→ **Instructions for the task**
Each line below should be reproduced without any alteration.

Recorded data
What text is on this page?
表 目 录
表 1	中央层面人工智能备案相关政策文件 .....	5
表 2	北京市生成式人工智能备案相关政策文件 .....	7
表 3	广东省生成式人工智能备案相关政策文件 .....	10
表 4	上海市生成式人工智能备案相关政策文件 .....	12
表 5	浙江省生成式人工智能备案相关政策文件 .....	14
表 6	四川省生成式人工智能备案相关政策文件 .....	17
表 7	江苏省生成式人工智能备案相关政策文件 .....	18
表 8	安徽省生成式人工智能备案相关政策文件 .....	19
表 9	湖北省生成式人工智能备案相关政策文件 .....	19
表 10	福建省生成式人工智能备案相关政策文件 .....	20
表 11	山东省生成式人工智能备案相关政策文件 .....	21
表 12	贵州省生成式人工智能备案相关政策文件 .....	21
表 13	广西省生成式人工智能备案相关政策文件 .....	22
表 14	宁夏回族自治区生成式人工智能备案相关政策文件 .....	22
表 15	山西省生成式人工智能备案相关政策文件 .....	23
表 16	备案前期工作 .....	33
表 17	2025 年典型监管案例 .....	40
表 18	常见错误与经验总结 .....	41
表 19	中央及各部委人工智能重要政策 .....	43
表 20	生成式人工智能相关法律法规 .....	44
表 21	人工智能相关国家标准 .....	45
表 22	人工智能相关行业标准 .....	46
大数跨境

→ **Result of the task**
What text is on this page?
表 目 录
表 1	中央层面人工智能备案相关政策文件 .....	5
表 2	北京市生成式人工智能备案相关政策文件 .....	7
表 3	广东省生成式人工智能备案相关政策文件 .....	10
表 4	上海市生成式人工智能备案相关政策文件 .....	12
表 5	浙江省生成式人工智能备案相关政策文件 .....	14
表 6	四川省生成式人工智能备案相关政策文件 .....	17
表 7	江苏省生成式人工智能备案相关政策文件 .....	18
表 8	安徽省生成式人工智能备案相关政策文件 .....	19
表 9	湖北省生成式人工智能备案相关政策文件 .....	19
表 10	福建省生成式人工智能备案相关政策文件 .....	20
表 11	山东省生成式人工智能备案相关政策文件 .....	21
表 12	贵州省生成式人工智能备案相关政策文件 .....	21
表 13	广西省生成式人工智能备案相关政策文件 .....	22
表 14	宁夏回族自治区生成式人工智能备案相关政策文件 .....	22
表 15	山西省生成式人工智能备案相关政策文件 .....	23
表 16	备案前期工作 .....	33
表 17	2025 年典型监管案例 .....	40
表 18	常见错误与经验总结 .....	41
表 19	中央及各部委人工智能重要政策 .....	43
表 20	生成式人工智能相关法律法规 .....	44
表 21	人工智能相关国家标准 .....	45
表 22	人工智能相关行业标准 .....	46
大数跨境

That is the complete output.